Texto fornecido →
Imazon aponta queda de 10% no desmatamento da Amazônia no primeiro semestre

O dado reforça uma tendência de queda iniciada em 2023, com redução de 76% em relação ao pico registrado em 2022.

Entre janeiro e junho de 2026 a Amazônia teve 1.145 quilômetros quadrados de floresta derrubada, 10% menos que no primeiro semestre do ano anterior, segundo levantamento divulgado pelo Instituto do Homem e Meio Ambiente da Amazônia (Imazon).

O dado reforça uma tendência de queda iniciada em 2023, com redução de 76% em relação ao pico registrado em 2022.

Resultados gerais e papel das áreas protegidas

O estudo mostra que 588 áreas protegidas — mais de 80% desses territórios — passaram o semestre sem registros de desmatamento. Essas áreas incluem 330 terras indígenas e 258 unidades de conservação. No total do período, as áreas protegidas concentraram 97,37 quilômetros quadrados do desmatamento na Amazônia, o equivalente a 8% do total derrubado; desse montante, 9,38 km² ocorreram em terras indígenas e 87,99 km² em unidades de conservação.

Ações necessárias →
• A. Copie do texto sobre o desmatamento na Amazônia o trecho que vai de "O estudo mostra" até "em unidades de conservação.", inclusive.
• B. De acordo com o texto sobre o desmatamento na Amazônia, quantos quilômetros quadrados foram desmatados em terras indígenas no período analisado?
As linhas a seguir formam um material independente do texto.

Registros armazenados

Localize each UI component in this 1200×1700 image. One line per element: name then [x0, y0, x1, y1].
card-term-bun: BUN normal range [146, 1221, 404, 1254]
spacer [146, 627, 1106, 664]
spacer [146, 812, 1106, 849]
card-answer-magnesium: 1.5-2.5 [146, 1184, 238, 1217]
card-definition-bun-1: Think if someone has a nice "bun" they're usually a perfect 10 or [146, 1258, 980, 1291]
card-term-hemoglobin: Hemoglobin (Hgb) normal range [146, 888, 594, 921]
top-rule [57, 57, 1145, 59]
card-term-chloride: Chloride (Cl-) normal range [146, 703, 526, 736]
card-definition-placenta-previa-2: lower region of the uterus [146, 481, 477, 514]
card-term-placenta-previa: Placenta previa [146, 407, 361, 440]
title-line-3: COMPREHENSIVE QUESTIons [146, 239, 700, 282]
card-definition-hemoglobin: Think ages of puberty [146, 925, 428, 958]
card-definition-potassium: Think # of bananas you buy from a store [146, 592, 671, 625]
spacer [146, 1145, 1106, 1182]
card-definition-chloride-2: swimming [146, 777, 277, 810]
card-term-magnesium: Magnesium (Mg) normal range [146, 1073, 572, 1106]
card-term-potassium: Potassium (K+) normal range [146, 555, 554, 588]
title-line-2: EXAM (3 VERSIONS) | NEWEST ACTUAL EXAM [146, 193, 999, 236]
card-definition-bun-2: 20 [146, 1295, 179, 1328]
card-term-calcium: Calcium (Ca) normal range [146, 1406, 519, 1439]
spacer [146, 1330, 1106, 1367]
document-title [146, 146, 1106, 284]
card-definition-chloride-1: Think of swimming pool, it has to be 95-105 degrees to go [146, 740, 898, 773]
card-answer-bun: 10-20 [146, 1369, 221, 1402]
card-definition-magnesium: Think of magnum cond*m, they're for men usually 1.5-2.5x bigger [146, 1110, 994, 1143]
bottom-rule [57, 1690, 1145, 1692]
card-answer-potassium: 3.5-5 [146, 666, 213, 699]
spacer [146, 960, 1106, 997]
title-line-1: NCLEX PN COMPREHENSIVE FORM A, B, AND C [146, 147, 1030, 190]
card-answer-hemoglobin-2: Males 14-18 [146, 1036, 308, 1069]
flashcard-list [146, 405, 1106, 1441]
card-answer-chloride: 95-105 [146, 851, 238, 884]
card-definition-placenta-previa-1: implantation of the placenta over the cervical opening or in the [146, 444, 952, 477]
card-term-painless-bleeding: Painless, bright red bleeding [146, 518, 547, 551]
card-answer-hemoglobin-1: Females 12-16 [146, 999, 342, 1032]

Suas respostas →
• A.
O estudo mostra que 588 áreas protegidas — mais de 80% desses territórios — passaram o semestre sem registros de desmatamento. Essas áreas incluem 330 terras indígenas e 258 unidades de conservação. No total do período, as áreas protegidas concentraram 97,37 quilômetros quadrados do desmatamento na Amazônia, o equivalente a 8% do total derrubado; desse montante, 9,38 km² ocorreram em terras indígenas e 87,99 km² em unidades de conservação.

• B. 9,38 km².